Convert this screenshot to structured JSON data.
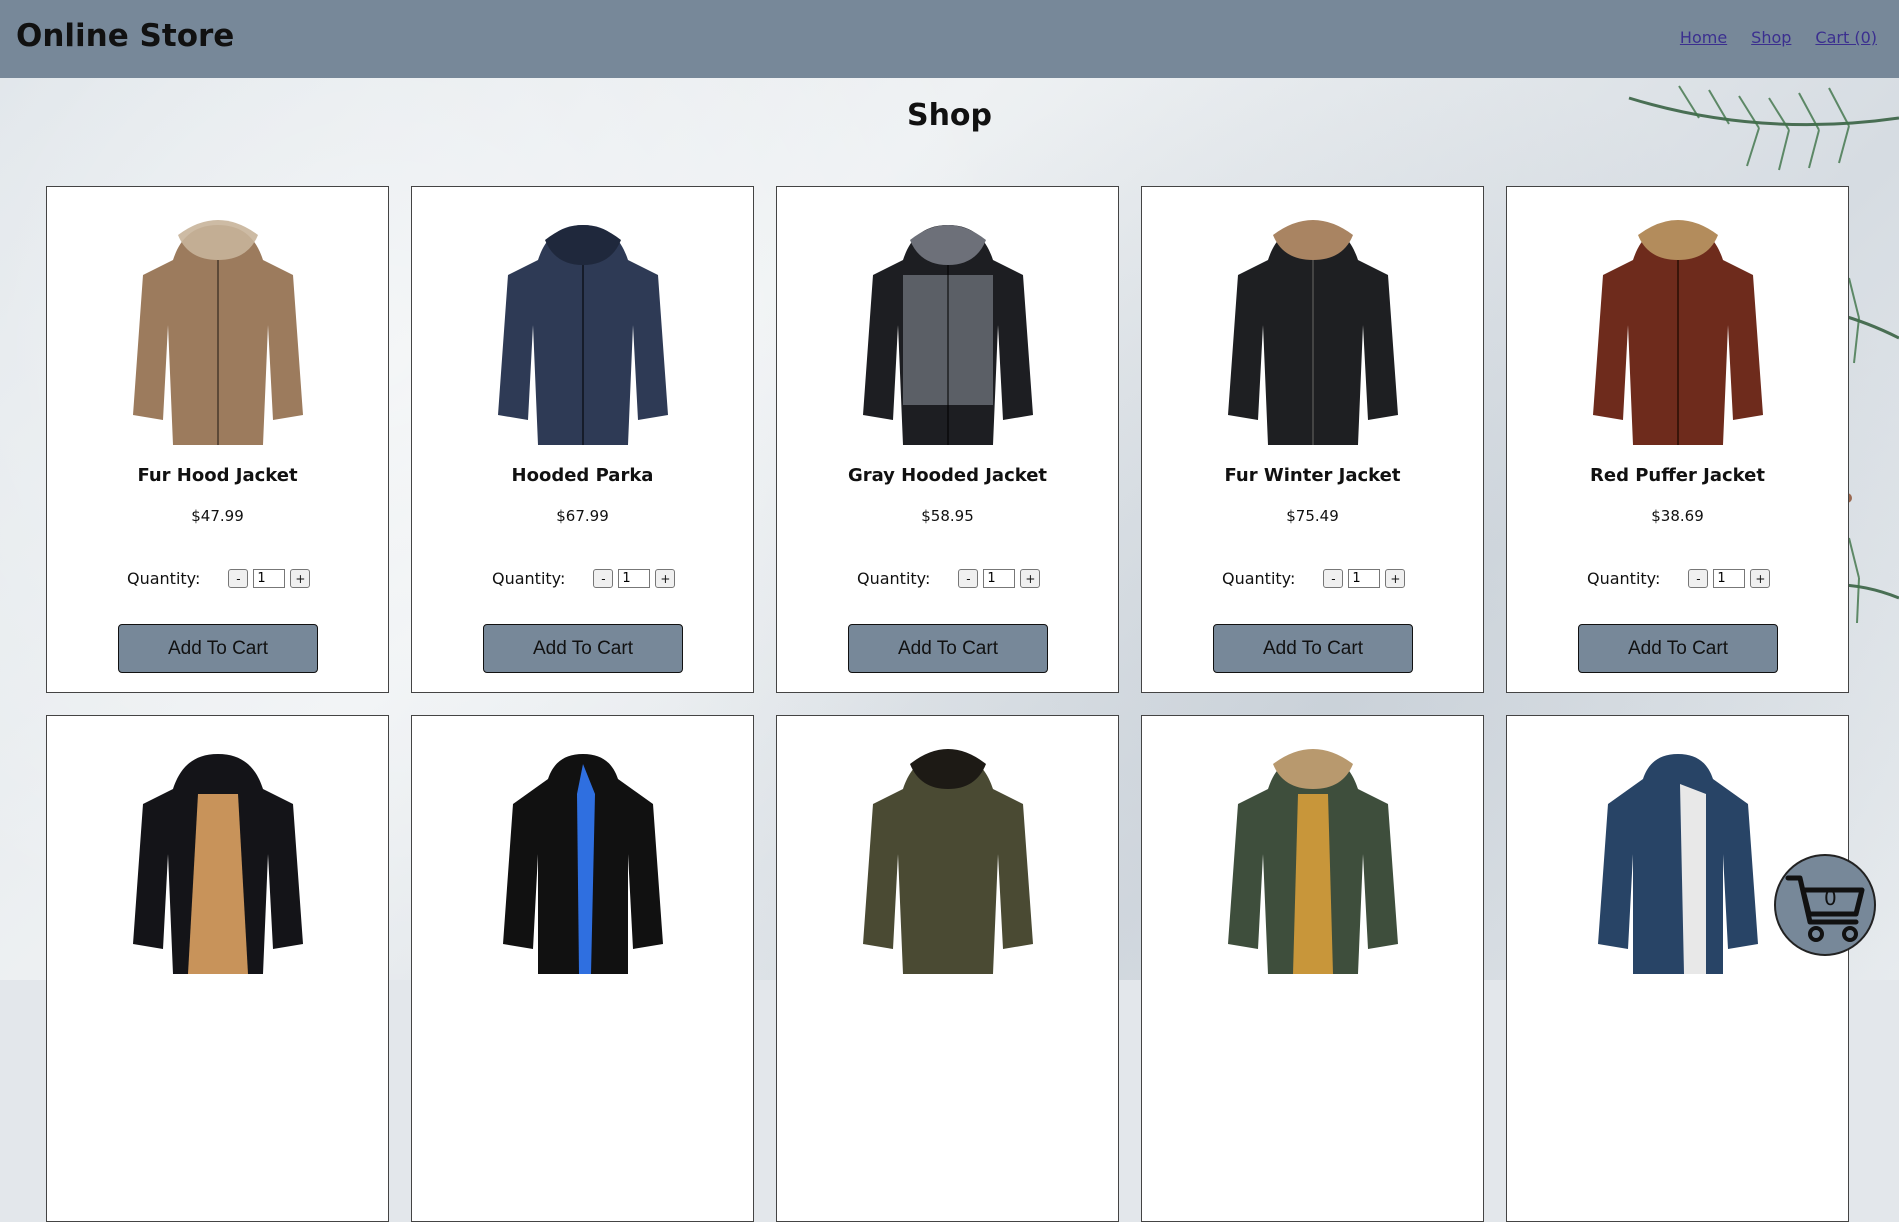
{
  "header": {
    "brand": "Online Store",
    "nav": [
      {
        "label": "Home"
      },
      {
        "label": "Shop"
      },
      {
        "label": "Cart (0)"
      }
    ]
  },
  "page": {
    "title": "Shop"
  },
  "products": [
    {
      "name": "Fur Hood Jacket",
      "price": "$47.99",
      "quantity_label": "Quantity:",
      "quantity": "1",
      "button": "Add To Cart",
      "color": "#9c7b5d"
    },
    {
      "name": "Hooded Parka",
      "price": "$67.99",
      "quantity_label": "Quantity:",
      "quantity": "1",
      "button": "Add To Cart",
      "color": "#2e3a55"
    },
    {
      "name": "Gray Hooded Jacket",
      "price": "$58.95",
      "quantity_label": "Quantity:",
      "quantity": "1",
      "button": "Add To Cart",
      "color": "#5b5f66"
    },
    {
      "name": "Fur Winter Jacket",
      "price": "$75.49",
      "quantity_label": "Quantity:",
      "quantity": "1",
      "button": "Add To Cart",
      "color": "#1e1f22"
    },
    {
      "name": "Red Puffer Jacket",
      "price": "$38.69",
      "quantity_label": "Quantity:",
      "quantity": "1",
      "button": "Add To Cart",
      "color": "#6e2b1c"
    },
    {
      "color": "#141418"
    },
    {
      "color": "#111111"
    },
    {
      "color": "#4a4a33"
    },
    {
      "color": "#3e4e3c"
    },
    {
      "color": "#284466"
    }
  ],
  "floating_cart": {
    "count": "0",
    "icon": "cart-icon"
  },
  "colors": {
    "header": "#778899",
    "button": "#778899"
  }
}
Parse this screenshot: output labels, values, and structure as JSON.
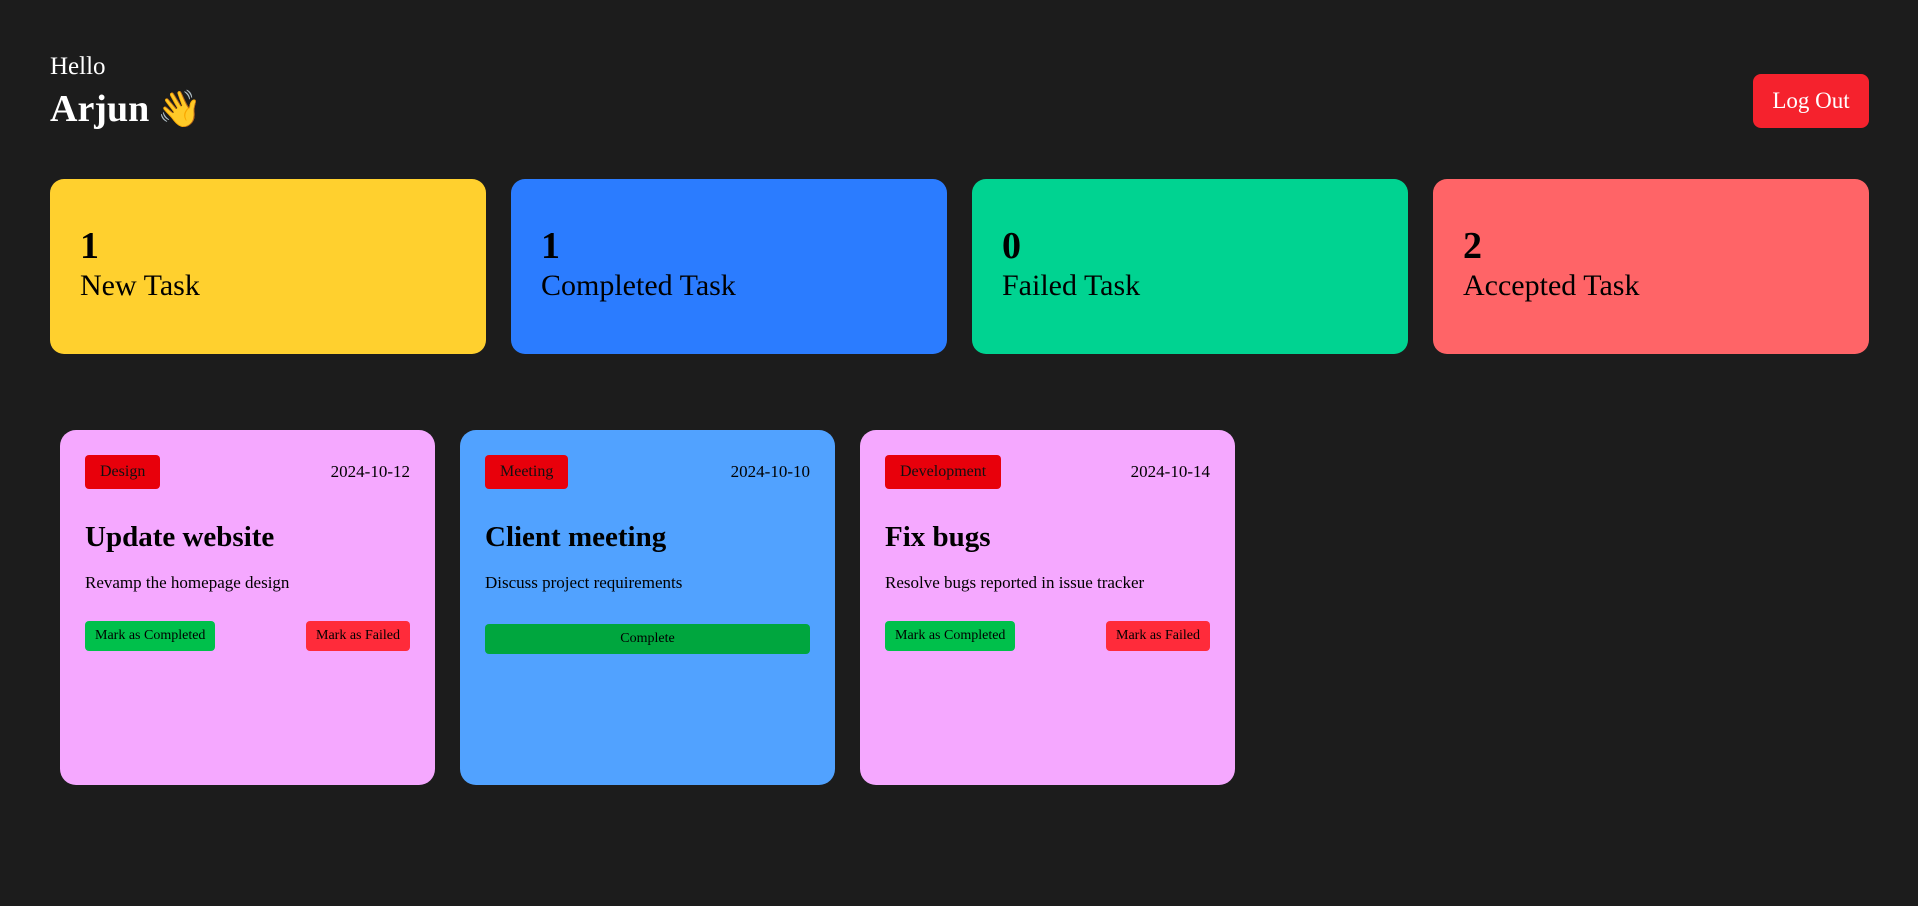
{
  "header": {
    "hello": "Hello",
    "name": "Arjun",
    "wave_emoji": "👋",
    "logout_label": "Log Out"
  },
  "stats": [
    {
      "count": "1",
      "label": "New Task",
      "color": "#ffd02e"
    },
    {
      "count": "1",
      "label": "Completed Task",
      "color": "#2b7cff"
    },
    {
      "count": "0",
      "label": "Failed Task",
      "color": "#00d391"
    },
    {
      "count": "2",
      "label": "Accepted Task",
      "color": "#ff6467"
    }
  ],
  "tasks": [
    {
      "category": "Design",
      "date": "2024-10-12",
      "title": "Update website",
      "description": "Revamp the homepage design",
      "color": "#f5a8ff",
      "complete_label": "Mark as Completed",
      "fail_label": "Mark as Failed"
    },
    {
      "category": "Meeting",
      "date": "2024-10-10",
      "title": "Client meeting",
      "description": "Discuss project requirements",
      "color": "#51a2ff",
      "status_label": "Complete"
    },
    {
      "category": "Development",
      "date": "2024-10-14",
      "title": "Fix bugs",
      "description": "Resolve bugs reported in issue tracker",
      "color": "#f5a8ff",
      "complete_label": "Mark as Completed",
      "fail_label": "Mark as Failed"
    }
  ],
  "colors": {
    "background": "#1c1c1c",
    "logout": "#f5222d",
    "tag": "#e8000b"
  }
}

========================================================================

=== Task description ===
From the records above, pull out every line containing the word "count".

=== Output ===
    "count": "0",
      "count": "1",
      "count": "1",
      "count": "0",
      "count": "2",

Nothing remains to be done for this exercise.